Express the record lines from the line with "scan-speck bbox=[789, 613, 791, 621]" through the line with "toc-entry-3-6 bbox=[105, 116, 745, 135]" as a Markdown table with the columns Row and Record line, one line per row, skipping any blank lines.

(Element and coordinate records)
Begin

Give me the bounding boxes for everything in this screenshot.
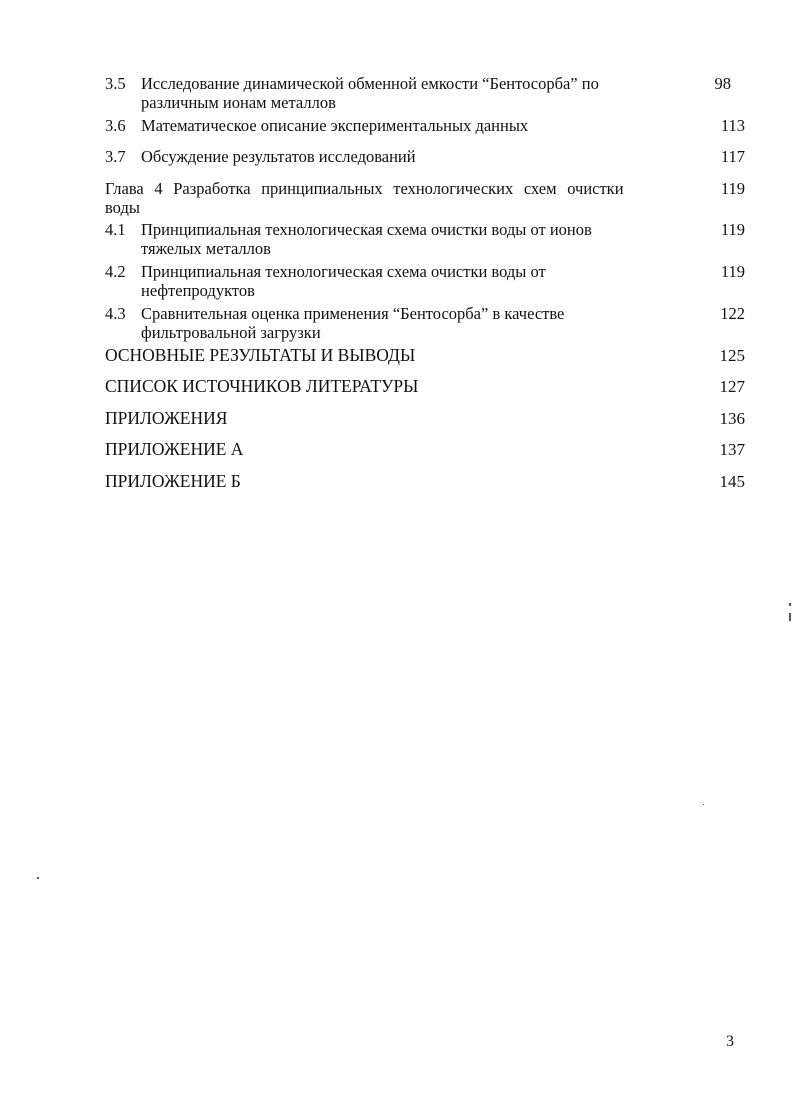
scan-speck bbox=[789, 613, 791, 621]
toc-entry-page: 119 bbox=[720, 220, 745, 239]
toc-entry-title-line1: ПРИЛОЖЕНИЕ А bbox=[105, 439, 244, 459]
toc-entry-appendix-a bbox=[105, 440, 745, 459]
toc-entry-4-2 bbox=[105, 262, 745, 300]
toc-entry-page: 145 bbox=[719, 472, 745, 491]
toc-entry-title-line1: Принципиальная технологическая схема очистки воды от bbox=[141, 262, 546, 281]
scan-speck bbox=[37, 877, 39, 879]
toc-entry-number: 4.2 bbox=[105, 262, 126, 281]
toc-entry-4-1 bbox=[105, 220, 745, 258]
toc-entry-page: 127 bbox=[719, 377, 745, 396]
toc-entry-title-line2: различным ионам металлов bbox=[141, 93, 336, 112]
toc-entry-title-line1: СПИСОК ИСТОЧНИКОВ ЛИТЕРАТУРЫ bbox=[105, 376, 419, 396]
toc-entry-page: 125 bbox=[719, 346, 745, 365]
toc-entry-page: 117 bbox=[720, 147, 745, 166]
toc-entry-title-line2: воды bbox=[105, 198, 140, 217]
scan-speck bbox=[703, 804, 704, 805]
toc-entry-main-results bbox=[105, 346, 745, 365]
toc-entry-3-7 bbox=[105, 147, 745, 166]
toc-entry-title-line1: Математическое описание экспериментальных данных bbox=[141, 116, 529, 135]
toc-entry-title-line1: ПРИЛОЖЕНИЕ Б bbox=[105, 471, 241, 491]
toc-entry-title-line1: Сравнительная оценка применения “Бентосорба” в качестве bbox=[141, 304, 565, 323]
toc-entry-appendix-b bbox=[105, 472, 745, 491]
toc-entry-number: 3.5 bbox=[105, 74, 126, 93]
toc-entry-page: 136 bbox=[719, 409, 745, 428]
scan-speck bbox=[789, 603, 791, 606]
toc-entry-appendices bbox=[105, 409, 745, 428]
toc-entry-chapter-4 bbox=[105, 179, 745, 217]
toc-entry-4-3 bbox=[105, 304, 745, 342]
toc-entry-3-6 bbox=[105, 116, 745, 135]
toc-entry-page: 122 bbox=[720, 304, 745, 323]
toc-entry-number: 4.1 bbox=[105, 220, 126, 239]
toc-entry-3-5 bbox=[105, 74, 745, 112]
toc-entry-page: 119 bbox=[720, 262, 745, 281]
toc-entry-title-line2: фильтровальной загрузки bbox=[141, 323, 321, 342]
toc-entry-number: 3.7 bbox=[105, 147, 126, 166]
toc-entry-references bbox=[105, 377, 745, 396]
toc-entry-title-line1: ОСНОВНЫЕ РЕЗУЛЬТАТЫ И ВЫВОДЫ bbox=[105, 345, 416, 365]
toc-entry-page: 119 bbox=[720, 179, 745, 198]
toc-entry-title-line2: тяжелых металлов bbox=[141, 239, 271, 258]
toc-entry-title-line1: Принципиальная технологическая схема очистки воды от ионов bbox=[141, 220, 592, 239]
toc-entry-page: 137 bbox=[719, 440, 745, 459]
toc-entry-title-line1: Обсуждение результатов исследований bbox=[141, 147, 416, 166]
toc-entry-number: 3.6 bbox=[105, 116, 126, 135]
toc-entry-page: 98 bbox=[714, 74, 731, 93]
toc-entry-title-line2: нефтепродуктов bbox=[141, 281, 255, 300]
toc-entry-title-line1: Глава 4 Разработка принципиальных технологических схем очистки bbox=[105, 179, 624, 198]
toc-entry-title-line1: Исследование динамической обменной емкости “Бентосорба” по bbox=[141, 74, 599, 93]
toc-entry-page: 113 bbox=[720, 116, 745, 135]
toc-entry-title-line1: ПРИЛОЖЕНИЯ bbox=[105, 408, 228, 428]
page-number: 3 bbox=[726, 1033, 734, 1050]
toc-entry-number: 4.3 bbox=[105, 304, 126, 323]
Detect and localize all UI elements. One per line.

End

**Worked answer**
| Row | Record line |
|---|---|
| 1 | scan-speck bbox=[789, 613, 791, 621] |
| 2 | toc-entry-page: 119 bbox=[720, 220, 745, 239] |
| 3 | toc-entry-title-line1: ПРИЛОЖЕНИЕ А bbox=[105, 439, 244, 459] |
| 4 | toc-entry-appendix-a bbox=[105, 440, 745, 459] |
| 5 | toc-entry-4-2 bbox=[105, 262, 745, 300] |
| 6 | toc-entry-page: 145 bbox=[719, 472, 745, 491] |
| 7 | toc-entry-title-line1: Принципиальная технологическая схема очистки воды от bbox=[141, 262, 546, 281] |
| 8 | scan-speck bbox=[37, 877, 39, 879] |
| 9 | toc-entry-number: 4.2 bbox=[105, 262, 126, 281] |
| 10 | toc-entry-4-1 bbox=[105, 220, 745, 258] |
| 11 | toc-entry-page: 127 bbox=[719, 377, 745, 396] |
| 12 | toc-entry-title-line2: различным ионам металлов bbox=[141, 93, 336, 112] |
| 13 | toc-entry-title-line1: СПИСОК ИСТОЧНИКОВ ЛИТЕРАТУРЫ bbox=[105, 376, 419, 396] |
| 14 | toc-entry-page: 125 bbox=[719, 346, 745, 365] |
| 15 | toc-entry-page: 117 bbox=[720, 147, 745, 166] |
| 16 | toc-entry-title-line2: воды bbox=[105, 198, 140, 217] |
| 17 | scan-speck bbox=[703, 804, 704, 805] |
| 18 | toc-entry-main-results bbox=[105, 346, 745, 365] |
| 19 | toc-entry-3-7 bbox=[105, 147, 745, 166] |
| 20 | toc-entry-title-line1: Математическое описание экспериментальных данных bbox=[141, 116, 529, 135] |
| 21 | toc-entry-title-line1: ПРИЛОЖЕНИЕ Б bbox=[105, 471, 241, 491] |
| 22 | toc-entry-title-line1: Сравнительная оценка применения “Бентосорба” в качестве bbox=[141, 304, 565, 323] |
| 23 | toc-entry-appendix-b bbox=[105, 472, 745, 491] |
| 24 | toc-entry-number: 3.5 bbox=[105, 74, 126, 93] |
| 25 | toc-entry-page: 136 bbox=[719, 409, 745, 428] |
| 26 | scan-speck bbox=[789, 603, 791, 606] |
| 27 | toc-entry-appendices bbox=[105, 409, 745, 428] |
| 28 | toc-entry-chapter-4 bbox=[105, 179, 745, 217] |
| 29 | toc-entry-4-3 bbox=[105, 304, 745, 342] |
| 30 | toc-entry-3-6 bbox=[105, 116, 745, 135] |